___ Data to process ___
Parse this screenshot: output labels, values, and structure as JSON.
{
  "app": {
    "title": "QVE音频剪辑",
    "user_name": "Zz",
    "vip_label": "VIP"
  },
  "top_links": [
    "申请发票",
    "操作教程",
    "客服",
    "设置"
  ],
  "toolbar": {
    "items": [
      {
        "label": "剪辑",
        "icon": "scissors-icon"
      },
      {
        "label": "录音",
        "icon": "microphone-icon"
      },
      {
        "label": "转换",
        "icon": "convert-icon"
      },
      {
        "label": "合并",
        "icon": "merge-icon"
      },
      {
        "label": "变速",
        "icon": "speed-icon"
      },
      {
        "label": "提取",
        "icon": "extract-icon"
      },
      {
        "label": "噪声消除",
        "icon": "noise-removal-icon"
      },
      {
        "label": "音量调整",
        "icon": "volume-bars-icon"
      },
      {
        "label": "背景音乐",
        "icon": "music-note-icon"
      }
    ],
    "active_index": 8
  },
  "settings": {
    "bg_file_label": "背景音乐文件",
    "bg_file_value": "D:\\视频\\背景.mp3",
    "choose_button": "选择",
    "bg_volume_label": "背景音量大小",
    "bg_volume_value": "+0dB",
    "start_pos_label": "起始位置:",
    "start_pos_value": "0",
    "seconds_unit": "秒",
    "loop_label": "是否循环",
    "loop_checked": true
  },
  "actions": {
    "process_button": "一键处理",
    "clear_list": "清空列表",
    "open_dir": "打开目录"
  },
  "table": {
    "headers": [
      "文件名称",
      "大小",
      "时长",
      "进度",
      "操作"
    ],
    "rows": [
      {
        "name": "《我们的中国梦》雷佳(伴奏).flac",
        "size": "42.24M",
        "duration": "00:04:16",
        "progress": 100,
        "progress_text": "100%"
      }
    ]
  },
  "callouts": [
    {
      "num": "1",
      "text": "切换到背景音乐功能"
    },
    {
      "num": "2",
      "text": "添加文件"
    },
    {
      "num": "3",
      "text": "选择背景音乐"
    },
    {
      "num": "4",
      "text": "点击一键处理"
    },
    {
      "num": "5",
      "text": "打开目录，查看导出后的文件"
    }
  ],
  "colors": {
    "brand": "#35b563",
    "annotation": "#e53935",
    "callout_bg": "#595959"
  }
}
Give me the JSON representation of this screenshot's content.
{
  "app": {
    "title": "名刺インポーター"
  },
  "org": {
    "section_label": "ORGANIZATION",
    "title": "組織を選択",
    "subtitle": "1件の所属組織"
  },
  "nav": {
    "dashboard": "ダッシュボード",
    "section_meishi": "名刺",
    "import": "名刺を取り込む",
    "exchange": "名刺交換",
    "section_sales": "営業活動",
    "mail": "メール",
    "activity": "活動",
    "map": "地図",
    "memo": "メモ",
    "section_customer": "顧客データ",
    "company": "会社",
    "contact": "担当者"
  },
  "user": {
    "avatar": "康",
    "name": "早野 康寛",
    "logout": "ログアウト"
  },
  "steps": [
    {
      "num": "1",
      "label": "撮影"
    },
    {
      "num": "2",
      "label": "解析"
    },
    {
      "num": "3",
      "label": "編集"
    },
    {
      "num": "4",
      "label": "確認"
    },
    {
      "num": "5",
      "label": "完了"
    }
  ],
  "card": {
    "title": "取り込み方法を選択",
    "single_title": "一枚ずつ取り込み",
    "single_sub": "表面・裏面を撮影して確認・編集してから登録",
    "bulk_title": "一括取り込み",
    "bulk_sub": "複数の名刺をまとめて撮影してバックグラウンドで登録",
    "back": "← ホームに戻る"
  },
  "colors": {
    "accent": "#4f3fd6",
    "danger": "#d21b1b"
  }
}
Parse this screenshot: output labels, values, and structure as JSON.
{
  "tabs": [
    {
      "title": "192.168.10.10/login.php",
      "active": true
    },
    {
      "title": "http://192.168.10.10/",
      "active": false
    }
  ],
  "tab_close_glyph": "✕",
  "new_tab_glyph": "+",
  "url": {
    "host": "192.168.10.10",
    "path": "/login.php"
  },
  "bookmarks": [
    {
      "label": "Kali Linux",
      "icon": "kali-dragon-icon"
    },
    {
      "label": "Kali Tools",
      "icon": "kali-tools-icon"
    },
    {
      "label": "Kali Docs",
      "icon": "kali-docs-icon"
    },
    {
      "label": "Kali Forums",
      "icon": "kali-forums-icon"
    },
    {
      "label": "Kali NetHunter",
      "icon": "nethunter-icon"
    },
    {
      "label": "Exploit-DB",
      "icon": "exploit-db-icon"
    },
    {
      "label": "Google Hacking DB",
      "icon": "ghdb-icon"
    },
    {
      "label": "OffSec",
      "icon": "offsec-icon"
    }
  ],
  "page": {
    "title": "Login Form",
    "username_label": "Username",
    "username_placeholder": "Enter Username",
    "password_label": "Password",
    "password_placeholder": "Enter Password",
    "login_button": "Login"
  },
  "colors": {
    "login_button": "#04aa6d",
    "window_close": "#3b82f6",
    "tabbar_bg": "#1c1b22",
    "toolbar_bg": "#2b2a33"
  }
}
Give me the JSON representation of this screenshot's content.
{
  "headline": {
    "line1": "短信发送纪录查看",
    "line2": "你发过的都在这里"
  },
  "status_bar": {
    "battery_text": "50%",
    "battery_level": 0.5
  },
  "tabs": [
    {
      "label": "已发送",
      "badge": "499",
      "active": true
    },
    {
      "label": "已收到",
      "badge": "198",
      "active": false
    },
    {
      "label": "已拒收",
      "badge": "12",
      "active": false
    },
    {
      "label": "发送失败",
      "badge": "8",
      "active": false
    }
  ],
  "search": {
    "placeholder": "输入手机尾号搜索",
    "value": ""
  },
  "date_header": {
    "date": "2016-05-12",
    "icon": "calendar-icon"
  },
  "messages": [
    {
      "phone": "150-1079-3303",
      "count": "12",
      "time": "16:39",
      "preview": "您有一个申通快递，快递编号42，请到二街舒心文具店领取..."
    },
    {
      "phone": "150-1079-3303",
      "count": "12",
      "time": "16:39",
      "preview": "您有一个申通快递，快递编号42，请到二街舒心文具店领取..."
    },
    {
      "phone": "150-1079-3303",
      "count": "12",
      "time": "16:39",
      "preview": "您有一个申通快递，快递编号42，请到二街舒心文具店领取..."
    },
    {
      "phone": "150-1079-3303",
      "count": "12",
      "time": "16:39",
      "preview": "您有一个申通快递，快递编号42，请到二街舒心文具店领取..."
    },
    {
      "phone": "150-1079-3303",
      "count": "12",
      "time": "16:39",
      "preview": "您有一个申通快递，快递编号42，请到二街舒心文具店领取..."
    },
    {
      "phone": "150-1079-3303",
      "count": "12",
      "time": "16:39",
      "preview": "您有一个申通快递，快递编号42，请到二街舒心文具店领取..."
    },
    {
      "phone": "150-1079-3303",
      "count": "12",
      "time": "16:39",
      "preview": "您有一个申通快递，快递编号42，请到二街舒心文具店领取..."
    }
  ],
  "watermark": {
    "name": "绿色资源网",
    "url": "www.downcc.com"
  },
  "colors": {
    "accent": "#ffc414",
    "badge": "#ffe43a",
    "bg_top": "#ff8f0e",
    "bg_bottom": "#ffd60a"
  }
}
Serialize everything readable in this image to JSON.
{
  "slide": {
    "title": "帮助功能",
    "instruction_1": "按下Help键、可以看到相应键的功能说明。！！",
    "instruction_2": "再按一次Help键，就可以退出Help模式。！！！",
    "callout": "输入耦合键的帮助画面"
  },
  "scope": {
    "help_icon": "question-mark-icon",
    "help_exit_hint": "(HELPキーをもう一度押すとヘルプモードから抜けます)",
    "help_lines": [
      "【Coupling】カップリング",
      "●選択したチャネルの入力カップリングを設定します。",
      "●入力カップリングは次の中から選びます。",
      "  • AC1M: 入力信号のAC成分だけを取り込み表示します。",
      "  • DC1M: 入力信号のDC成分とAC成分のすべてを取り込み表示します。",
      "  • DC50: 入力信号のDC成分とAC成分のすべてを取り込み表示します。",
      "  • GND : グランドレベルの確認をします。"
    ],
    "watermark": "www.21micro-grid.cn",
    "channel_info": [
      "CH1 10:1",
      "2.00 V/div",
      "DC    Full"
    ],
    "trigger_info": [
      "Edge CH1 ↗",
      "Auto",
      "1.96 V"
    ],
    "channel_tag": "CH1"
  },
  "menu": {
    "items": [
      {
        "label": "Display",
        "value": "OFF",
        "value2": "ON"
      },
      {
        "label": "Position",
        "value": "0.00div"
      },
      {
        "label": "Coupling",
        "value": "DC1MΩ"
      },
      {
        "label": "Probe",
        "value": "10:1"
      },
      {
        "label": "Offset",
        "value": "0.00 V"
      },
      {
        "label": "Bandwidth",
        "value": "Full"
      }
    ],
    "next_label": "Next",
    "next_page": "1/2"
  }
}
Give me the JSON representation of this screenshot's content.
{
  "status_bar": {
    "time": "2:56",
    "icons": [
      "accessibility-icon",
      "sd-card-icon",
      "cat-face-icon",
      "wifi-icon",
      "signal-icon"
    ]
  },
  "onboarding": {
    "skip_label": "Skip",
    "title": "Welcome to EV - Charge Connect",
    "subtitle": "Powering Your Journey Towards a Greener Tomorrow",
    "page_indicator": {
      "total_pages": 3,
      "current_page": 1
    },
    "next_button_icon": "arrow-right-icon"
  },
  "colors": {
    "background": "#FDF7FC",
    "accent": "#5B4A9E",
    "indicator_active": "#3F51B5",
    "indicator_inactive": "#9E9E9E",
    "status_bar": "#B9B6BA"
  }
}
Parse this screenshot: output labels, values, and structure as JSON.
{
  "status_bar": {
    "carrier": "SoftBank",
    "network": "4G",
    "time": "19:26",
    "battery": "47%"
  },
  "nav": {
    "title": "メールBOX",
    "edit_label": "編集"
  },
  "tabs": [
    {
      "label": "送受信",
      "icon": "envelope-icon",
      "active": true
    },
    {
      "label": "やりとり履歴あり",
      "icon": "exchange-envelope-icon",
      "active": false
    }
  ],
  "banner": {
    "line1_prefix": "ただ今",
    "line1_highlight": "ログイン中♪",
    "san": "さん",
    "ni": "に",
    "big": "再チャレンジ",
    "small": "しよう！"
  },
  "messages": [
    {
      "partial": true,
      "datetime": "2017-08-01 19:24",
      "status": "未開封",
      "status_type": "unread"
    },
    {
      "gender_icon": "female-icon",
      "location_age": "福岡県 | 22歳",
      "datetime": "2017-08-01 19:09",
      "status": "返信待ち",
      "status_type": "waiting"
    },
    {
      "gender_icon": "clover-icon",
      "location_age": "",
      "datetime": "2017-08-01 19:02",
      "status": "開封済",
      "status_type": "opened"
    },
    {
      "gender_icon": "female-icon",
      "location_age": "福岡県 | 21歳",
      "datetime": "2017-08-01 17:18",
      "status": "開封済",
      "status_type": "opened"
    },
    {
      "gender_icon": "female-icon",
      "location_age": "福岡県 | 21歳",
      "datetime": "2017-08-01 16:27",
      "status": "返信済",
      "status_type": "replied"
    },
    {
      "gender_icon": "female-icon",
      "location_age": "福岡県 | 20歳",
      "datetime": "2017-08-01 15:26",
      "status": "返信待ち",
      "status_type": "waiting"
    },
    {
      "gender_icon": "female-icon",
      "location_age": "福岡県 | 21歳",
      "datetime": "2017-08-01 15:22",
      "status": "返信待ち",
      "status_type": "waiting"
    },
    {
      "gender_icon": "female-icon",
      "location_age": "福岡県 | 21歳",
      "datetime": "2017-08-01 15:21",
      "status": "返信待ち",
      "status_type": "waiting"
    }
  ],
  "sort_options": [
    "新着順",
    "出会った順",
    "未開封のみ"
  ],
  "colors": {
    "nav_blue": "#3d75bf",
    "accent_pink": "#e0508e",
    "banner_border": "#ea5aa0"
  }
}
___
Given request: Copy out every line of the material above that mentions the word "Username".

Result of this task:
    "username_label": "Username",
    "username_placeholder": "Enter Username",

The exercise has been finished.